(Records contained in a dataset)
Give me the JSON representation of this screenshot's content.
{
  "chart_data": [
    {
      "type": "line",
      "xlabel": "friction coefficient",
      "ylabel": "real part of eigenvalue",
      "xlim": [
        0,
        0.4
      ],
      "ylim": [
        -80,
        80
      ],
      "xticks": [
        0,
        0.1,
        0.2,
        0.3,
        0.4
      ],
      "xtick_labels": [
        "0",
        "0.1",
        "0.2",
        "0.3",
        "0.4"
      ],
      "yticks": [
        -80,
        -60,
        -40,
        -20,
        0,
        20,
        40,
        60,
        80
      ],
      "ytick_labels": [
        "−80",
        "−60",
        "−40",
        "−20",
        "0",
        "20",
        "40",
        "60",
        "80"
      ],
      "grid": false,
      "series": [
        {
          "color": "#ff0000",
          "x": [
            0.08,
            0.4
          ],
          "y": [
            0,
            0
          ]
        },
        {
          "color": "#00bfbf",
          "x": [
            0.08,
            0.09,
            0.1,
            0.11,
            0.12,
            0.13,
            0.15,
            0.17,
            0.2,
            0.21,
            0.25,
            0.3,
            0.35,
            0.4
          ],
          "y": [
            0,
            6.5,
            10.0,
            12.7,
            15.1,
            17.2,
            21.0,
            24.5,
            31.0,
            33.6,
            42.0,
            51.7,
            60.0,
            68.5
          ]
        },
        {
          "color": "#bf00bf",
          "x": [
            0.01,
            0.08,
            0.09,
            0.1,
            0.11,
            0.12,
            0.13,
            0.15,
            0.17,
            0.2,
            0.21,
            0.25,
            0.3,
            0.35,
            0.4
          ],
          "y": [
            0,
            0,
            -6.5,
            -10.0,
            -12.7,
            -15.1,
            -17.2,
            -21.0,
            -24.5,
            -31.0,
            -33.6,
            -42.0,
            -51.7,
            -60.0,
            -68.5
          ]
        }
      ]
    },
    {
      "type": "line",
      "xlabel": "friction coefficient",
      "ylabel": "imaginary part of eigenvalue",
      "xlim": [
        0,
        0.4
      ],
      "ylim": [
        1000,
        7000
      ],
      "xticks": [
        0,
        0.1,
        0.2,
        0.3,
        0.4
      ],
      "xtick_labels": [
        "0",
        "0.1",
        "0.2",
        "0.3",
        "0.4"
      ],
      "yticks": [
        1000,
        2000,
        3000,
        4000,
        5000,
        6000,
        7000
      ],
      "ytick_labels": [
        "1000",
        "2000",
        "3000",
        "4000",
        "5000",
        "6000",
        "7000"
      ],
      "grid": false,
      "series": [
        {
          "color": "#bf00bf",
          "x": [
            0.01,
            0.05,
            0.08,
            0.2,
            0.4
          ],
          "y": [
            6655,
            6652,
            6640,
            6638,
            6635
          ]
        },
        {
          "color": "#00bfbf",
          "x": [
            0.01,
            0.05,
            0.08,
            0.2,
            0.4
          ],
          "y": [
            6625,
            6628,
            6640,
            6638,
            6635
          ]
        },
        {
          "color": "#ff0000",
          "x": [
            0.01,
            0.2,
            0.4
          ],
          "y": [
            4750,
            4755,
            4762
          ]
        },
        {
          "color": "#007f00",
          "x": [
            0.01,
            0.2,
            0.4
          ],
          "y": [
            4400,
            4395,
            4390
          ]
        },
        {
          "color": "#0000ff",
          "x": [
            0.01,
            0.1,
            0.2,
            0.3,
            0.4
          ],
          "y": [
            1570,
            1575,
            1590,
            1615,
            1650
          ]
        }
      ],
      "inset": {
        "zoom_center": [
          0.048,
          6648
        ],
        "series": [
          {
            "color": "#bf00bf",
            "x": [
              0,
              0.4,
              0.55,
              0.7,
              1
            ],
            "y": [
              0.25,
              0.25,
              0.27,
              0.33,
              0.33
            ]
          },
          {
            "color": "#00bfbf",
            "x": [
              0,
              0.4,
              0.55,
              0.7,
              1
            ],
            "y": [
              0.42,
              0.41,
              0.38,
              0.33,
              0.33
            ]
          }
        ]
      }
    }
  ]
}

* What is asked: Work through the records line by line and tally those holding "color". Reply with the number alone.

* Correct result: 10